_Exercise task_
Output the lines that follow exactly as they are.

_Source material_
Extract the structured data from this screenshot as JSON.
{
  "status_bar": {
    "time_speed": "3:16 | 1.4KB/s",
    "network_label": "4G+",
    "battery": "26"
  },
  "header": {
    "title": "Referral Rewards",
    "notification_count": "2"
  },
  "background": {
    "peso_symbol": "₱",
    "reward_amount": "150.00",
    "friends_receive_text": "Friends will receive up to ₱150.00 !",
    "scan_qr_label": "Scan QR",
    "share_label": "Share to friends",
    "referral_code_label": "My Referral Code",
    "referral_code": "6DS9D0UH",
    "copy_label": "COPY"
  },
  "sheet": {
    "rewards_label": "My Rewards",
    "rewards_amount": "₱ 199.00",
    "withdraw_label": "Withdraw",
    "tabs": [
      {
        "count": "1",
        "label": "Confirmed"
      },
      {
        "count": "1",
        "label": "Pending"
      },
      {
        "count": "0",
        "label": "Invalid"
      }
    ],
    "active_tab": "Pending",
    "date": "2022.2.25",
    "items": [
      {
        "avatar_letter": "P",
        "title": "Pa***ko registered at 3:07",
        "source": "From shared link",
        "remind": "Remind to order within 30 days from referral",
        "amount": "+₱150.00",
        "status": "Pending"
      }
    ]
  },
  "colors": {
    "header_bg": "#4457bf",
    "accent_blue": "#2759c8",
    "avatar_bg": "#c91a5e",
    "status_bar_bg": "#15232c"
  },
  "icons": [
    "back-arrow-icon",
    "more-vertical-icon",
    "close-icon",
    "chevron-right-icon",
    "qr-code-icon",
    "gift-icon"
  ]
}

_Exercise answer_
Extract the structured data from this screenshot as JSON.
{
  "status_bar": {
    "time_speed": "3:16 | 1.4KB/s",
    "network_label": "4G+",
    "battery": "26"
  },
  "header": {
    "title": "Referral Rewards",
    "notification_count": "2"
  },
  "background": {
    "peso_symbol": "₱",
    "reward_amount": "150.00",
    "friends_receive_text": "Friends will receive up to ₱150.00 !",
    "scan_qr_label": "Scan QR",
    "share_label": "Share to friends",
    "referral_code_label": "My Referral Code",
    "referral_code": "6DS9D0UH",
    "copy_label": "COPY"
  },
  "sheet": {
    "rewards_label": "My Rewards",
    "rewards_amount": "₱ 199.00",
    "withdraw_label": "Withdraw",
    "tabs": [
      {
        "count": "1",
        "label": "Confirmed"
      },
      {
        "count": "1",
        "label": "Pending"
      },
      {
        "count": "0",
        "label": "Invalid"
      }
    ],
    "active_tab": "Pending",
    "date": "2022.2.25",
    "items": [
      {
        "avatar_letter": "P",
        "title": "Pa***ko registered at 3:07",
        "source": "From shared link",
        "remind": "Remind to order within 30 days from referral",
        "amount": "+₱150.00",
        "status": "Pending"
      }
    ]
  },
  "colors": {
    "header_bg": "#4457bf",
    "accent_blue": "#2759c8",
    "avatar_bg": "#c91a5e",
    "status_bar_bg": "#15232c"
  },
  "icons": [
    "back-arrow-icon",
    "more-vertical-icon",
    "close-icon",
    "chevron-right-icon",
    "qr-code-icon",
    "gift-icon"
  ]
}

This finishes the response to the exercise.